*** PROVIDED RECORDS

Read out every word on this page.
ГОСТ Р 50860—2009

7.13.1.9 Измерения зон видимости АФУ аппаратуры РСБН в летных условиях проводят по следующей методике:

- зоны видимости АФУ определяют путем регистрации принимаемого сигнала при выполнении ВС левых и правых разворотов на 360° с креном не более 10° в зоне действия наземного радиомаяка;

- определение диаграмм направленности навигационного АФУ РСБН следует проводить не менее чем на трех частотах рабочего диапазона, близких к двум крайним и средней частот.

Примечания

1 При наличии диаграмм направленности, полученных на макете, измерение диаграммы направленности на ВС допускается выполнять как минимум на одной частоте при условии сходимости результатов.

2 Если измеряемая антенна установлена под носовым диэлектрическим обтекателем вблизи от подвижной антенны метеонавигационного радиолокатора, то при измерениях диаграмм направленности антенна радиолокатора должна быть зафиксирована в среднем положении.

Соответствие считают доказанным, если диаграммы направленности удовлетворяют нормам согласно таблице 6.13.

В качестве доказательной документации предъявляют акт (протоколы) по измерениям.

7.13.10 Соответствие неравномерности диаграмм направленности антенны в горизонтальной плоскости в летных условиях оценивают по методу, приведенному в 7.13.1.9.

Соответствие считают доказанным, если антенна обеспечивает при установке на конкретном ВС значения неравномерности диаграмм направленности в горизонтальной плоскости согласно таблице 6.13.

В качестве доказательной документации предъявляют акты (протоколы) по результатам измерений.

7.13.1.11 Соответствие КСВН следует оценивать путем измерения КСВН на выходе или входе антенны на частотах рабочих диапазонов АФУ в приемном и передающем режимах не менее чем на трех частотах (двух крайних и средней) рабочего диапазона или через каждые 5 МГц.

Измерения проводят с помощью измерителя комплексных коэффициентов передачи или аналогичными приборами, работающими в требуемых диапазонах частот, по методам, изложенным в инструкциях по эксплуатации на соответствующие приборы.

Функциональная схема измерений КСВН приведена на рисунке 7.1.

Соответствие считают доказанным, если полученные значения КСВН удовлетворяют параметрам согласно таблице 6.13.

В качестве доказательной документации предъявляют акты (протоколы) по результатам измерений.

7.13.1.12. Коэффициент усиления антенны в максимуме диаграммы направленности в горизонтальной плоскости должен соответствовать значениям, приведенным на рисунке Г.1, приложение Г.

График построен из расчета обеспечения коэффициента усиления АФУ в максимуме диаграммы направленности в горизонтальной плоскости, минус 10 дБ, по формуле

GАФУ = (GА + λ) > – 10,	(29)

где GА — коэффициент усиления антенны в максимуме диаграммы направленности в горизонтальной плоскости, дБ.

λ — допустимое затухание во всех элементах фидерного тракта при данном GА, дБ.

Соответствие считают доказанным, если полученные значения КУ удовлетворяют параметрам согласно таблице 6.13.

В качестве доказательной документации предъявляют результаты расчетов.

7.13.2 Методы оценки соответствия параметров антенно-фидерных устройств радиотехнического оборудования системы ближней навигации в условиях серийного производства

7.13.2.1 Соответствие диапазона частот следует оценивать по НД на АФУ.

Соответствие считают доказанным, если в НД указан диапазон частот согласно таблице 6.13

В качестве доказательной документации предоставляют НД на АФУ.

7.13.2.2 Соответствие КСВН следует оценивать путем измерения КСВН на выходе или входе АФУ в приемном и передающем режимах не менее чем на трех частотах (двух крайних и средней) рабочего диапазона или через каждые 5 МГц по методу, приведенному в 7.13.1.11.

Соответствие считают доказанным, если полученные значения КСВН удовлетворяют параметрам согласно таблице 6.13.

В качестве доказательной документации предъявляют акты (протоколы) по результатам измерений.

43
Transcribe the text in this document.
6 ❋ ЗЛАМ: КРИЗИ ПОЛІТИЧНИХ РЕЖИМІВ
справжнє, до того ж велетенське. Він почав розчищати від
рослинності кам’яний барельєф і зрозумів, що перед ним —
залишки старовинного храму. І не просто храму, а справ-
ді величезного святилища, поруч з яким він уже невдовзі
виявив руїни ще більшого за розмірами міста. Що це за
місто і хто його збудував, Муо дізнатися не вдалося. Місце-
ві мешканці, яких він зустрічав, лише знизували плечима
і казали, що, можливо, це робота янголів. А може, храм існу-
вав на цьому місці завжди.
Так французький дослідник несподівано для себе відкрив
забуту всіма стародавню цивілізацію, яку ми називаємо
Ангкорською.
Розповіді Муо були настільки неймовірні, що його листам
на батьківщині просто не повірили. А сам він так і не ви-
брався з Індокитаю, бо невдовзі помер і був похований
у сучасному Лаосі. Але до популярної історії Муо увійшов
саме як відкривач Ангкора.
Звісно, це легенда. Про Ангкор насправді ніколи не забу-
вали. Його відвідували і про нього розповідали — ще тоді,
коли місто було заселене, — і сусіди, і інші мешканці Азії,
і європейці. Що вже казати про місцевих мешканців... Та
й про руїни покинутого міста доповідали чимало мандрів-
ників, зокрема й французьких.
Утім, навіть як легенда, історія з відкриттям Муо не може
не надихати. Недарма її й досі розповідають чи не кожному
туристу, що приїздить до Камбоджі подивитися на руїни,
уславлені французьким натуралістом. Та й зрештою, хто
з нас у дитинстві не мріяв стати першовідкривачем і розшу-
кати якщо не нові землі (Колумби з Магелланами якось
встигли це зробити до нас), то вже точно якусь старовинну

******

◆ **PROBLEM REQUIREMENTS**
Work out how many lines of the material above contain the word "неравномерности", then give only that figure.

◆ **EXERCISE RESPONSE**
2